EXERCISE:
Extract the text of every entry below exactly; leave images out.

┄┄┄┄┄┄

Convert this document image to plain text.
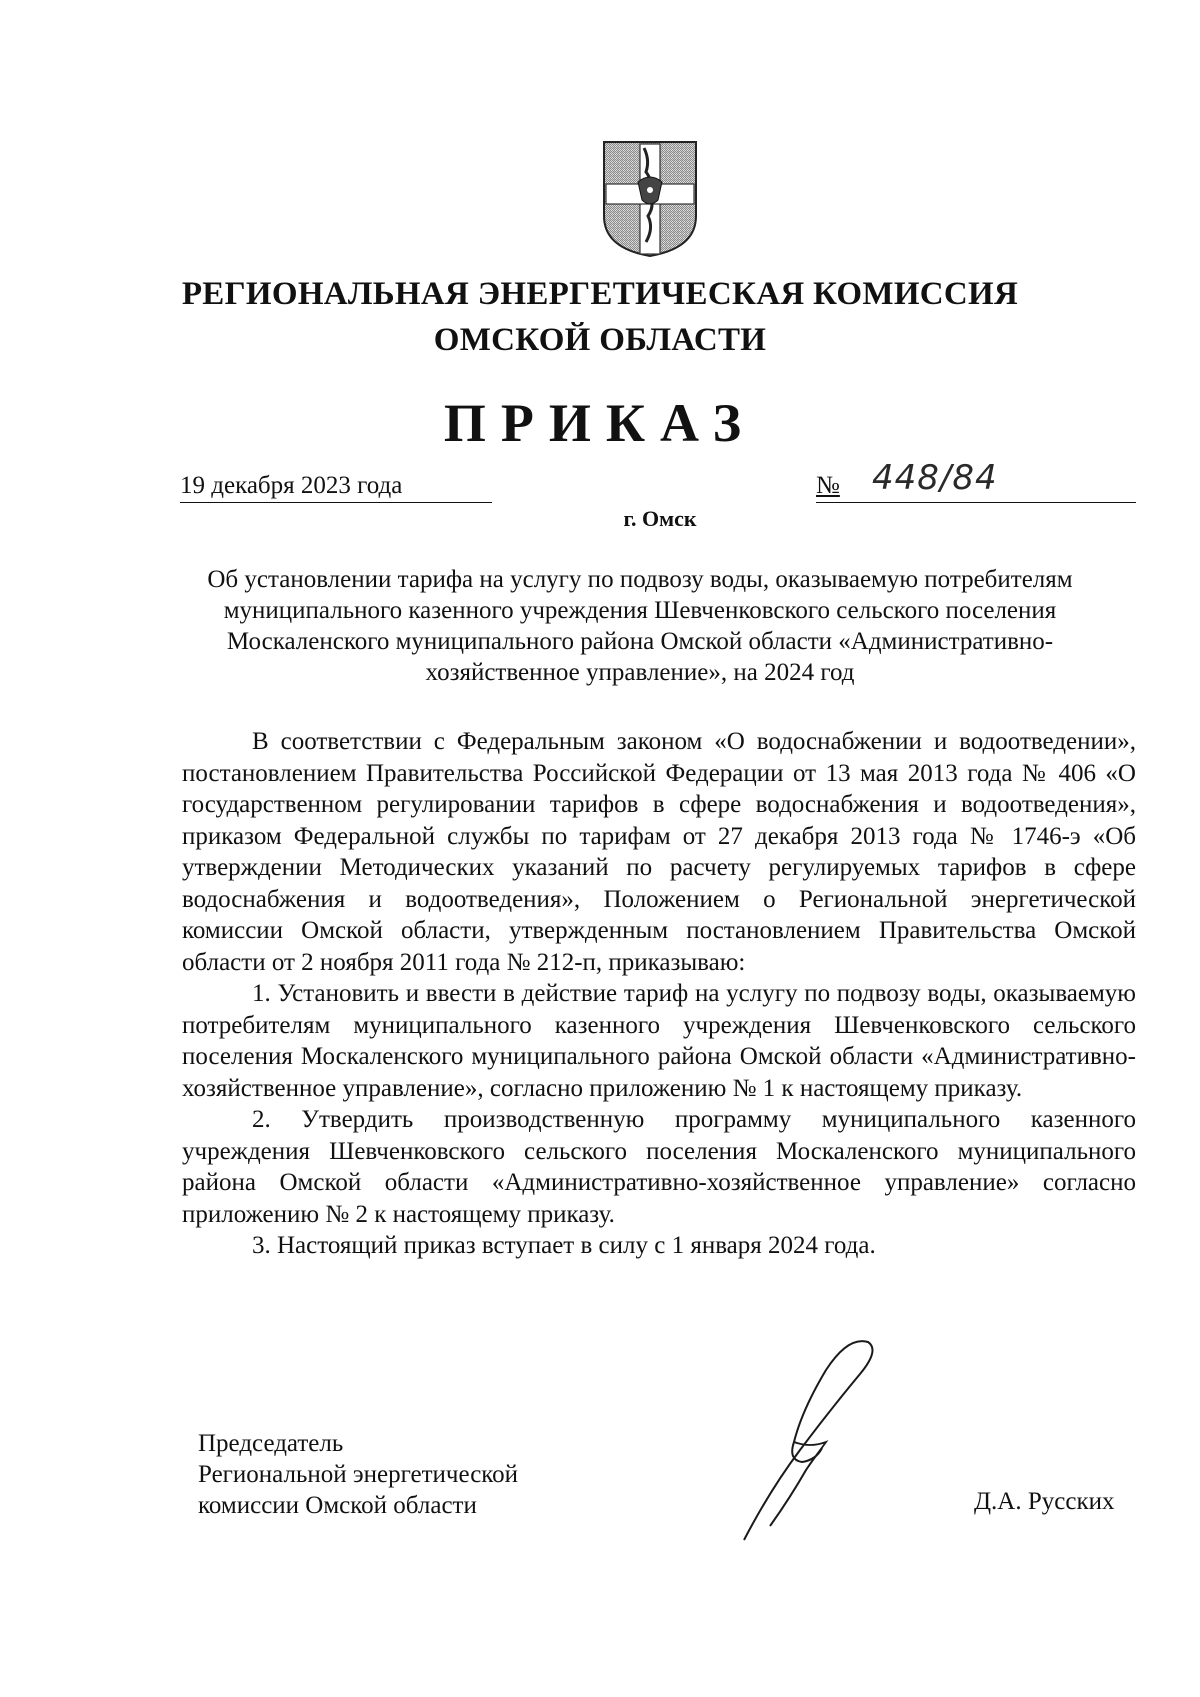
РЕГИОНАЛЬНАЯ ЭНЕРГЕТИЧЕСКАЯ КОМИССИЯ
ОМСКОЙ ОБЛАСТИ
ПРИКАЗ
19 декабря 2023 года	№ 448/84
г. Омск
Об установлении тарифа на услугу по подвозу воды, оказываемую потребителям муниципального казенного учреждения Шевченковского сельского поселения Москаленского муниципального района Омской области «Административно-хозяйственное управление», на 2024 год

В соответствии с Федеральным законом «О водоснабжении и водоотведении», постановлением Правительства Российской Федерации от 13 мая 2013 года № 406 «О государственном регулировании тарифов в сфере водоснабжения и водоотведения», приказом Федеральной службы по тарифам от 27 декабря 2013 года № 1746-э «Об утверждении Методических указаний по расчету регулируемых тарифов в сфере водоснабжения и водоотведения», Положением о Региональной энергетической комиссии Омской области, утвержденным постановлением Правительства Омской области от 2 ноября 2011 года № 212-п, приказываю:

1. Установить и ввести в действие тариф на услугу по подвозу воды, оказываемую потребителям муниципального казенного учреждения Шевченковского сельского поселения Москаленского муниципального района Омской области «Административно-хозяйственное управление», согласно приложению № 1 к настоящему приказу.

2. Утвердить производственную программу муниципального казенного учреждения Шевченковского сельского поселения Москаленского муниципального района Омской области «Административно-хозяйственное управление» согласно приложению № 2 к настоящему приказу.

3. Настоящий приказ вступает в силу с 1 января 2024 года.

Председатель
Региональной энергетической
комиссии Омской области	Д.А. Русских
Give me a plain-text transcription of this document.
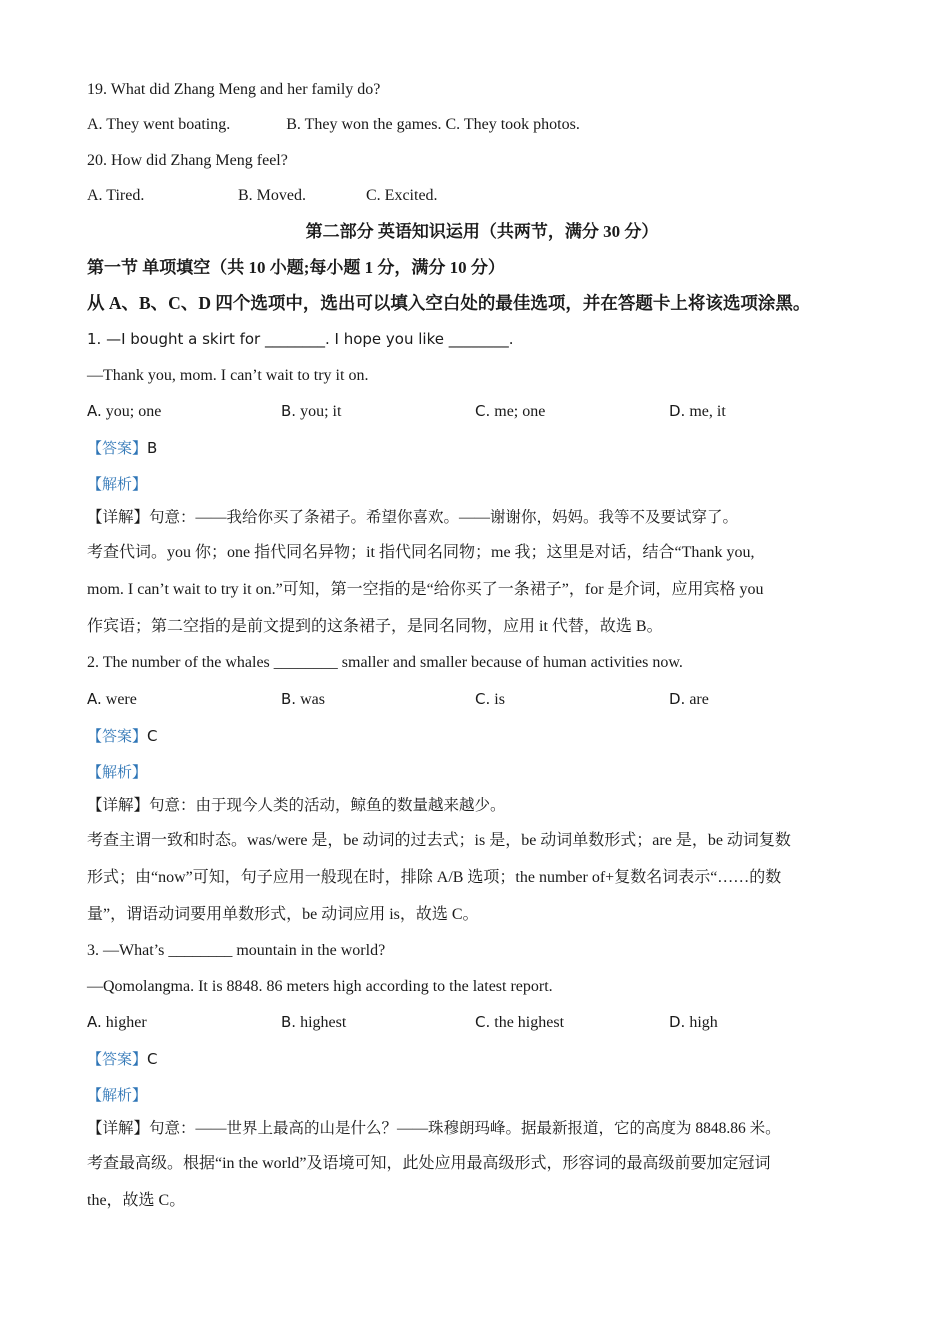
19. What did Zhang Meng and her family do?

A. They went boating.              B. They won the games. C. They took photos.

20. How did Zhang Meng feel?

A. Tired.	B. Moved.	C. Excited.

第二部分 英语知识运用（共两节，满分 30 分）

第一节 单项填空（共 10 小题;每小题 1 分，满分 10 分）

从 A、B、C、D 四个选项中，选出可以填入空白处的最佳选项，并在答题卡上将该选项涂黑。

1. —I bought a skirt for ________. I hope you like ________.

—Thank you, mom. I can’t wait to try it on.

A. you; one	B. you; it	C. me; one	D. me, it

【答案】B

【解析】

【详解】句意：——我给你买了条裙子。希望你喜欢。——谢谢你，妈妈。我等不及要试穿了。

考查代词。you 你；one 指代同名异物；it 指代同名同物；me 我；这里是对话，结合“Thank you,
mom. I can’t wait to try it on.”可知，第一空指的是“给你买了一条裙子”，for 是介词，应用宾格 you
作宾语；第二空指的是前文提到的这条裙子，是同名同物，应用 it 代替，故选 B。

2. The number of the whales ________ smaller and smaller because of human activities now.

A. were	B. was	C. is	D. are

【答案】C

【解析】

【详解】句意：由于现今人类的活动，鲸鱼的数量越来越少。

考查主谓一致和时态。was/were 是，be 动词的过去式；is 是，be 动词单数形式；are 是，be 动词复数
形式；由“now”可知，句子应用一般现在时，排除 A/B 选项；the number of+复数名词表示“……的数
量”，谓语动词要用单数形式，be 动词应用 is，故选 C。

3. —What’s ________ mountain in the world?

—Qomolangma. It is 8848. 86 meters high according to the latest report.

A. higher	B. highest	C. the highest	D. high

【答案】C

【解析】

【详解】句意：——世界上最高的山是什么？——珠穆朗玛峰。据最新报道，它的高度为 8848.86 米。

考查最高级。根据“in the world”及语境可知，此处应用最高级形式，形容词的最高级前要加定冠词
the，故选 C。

┄┄┄┄┄┄

EXPECTED OUTPUT:
Convert this document image to plain text.
РЕГИОНАЛЬНАЯ ЭНЕРГЕТИЧЕСКАЯ КОМИССИЯ
ОМСКОЙ ОБЛАСТИ
ПРИКАЗ
19 декабря 2023 года	№ 448/84
г. Омск
Об установлении тарифа на услугу по подвозу воды, оказываемую потребителям муниципального казенного учреждения Шевченковского сельского поселения Москаленского муниципального района Омской области «Административно-хозяйственное управление», на 2024 год

В соответствии с Федеральным законом «О водоснабжении и водоотведении», постановлением Правительства Российской Федерации от 13 мая 2013 года № 406 «О государственном регулировании тарифов в сфере водоснабжения и водоотведения», приказом Федеральной службы по тарифам от 27 декабря 2013 года № 1746-э «Об утверждении Методических указаний по расчету регулируемых тарифов в сфере водоснабжения и водоотведения», Положением о Региональной энергетической комиссии Омской области, утвержденным постановлением Правительства Омской области от 2 ноября 2011 года № 212-п, приказываю:

1. Установить и ввести в действие тариф на услугу по подвозу воды, оказываемую потребителям муниципального казенного учреждения Шевченковского сельского поселения Москаленского муниципального района Омской области «Административно-хозяйственное управление», согласно приложению № 1 к настоящему приказу.

2. Утвердить производственную программу муниципального казенного учреждения Шевченковского сельского поселения Москаленского муниципального района Омской области «Административно-хозяйственное управление» согласно приложению № 2 к настоящему приказу.

3. Настоящий приказ вступает в силу с 1 января 2024 года.

Председатель
Региональной энергетической
комиссии Омской области	Д.А. Русских
Give me a plain-text transcription of this document.
19. What did Zhang Meng and her family do?

A. They went boating.              B. They won the games. C. They took photos.

20. How did Zhang Meng feel?

A. Tired.	B. Moved.	C. Excited.

第二部分 英语知识运用（共两节，满分 30 分）

第一节 单项填空（共 10 小题;每小题 1 分，满分 10 分）

从 A、B、C、D 四个选项中，选出可以填入空白处的最佳选项，并在答题卡上将该选项涂黑。

1. —I bought a skirt for ________. I hope you like ________.

—Thank you, mom. I can’t wait to try it on.

A. you; one	B. you; it	C. me; one	D. me, it

【答案】B

【解析】

【详解】句意：——我给你买了条裙子。希望你喜欢。——谢谢你，妈妈。我等不及要试穿了。

考查代词。you 你；one 指代同名异物；it 指代同名同物；me 我；这里是对话，结合“Thank you,
mom. I can’t wait to try it on.”可知，第一空指的是“给你买了一条裙子”，for 是介词，应用宾格 you
作宾语；第二空指的是前文提到的这条裙子，是同名同物，应用 it 代替，故选 B。

2. The number of the whales ________ smaller and smaller because of human activities now.

A. were	B. was	C. is	D. are

【答案】C

【解析】

【详解】句意：由于现今人类的活动，鲸鱼的数量越来越少。

考查主谓一致和时态。was/were 是，be 动词的过去式；is 是，be 动词单数形式；are 是，be 动词复数
形式；由“now”可知，句子应用一般现在时，排除 A/B 选项；the number of+复数名词表示“……的数
量”，谓语动词要用单数形式，be 动词应用 is，故选 C。

3. —What’s ________ mountain in the world?

—Qomolangma. It is 8848. 86 meters high according to the latest report.

A. higher	B. highest	C. the highest	D. high

【答案】C

【解析】

【详解】句意：——世界上最高的山是什么？——珠穆朗玛峰。据最新报道，它的高度为 8848.86 米。

考查最高级。根据“in the world”及语境可知，此处应用最高级形式，形容词的最高级前要加定冠词
the，故选 C。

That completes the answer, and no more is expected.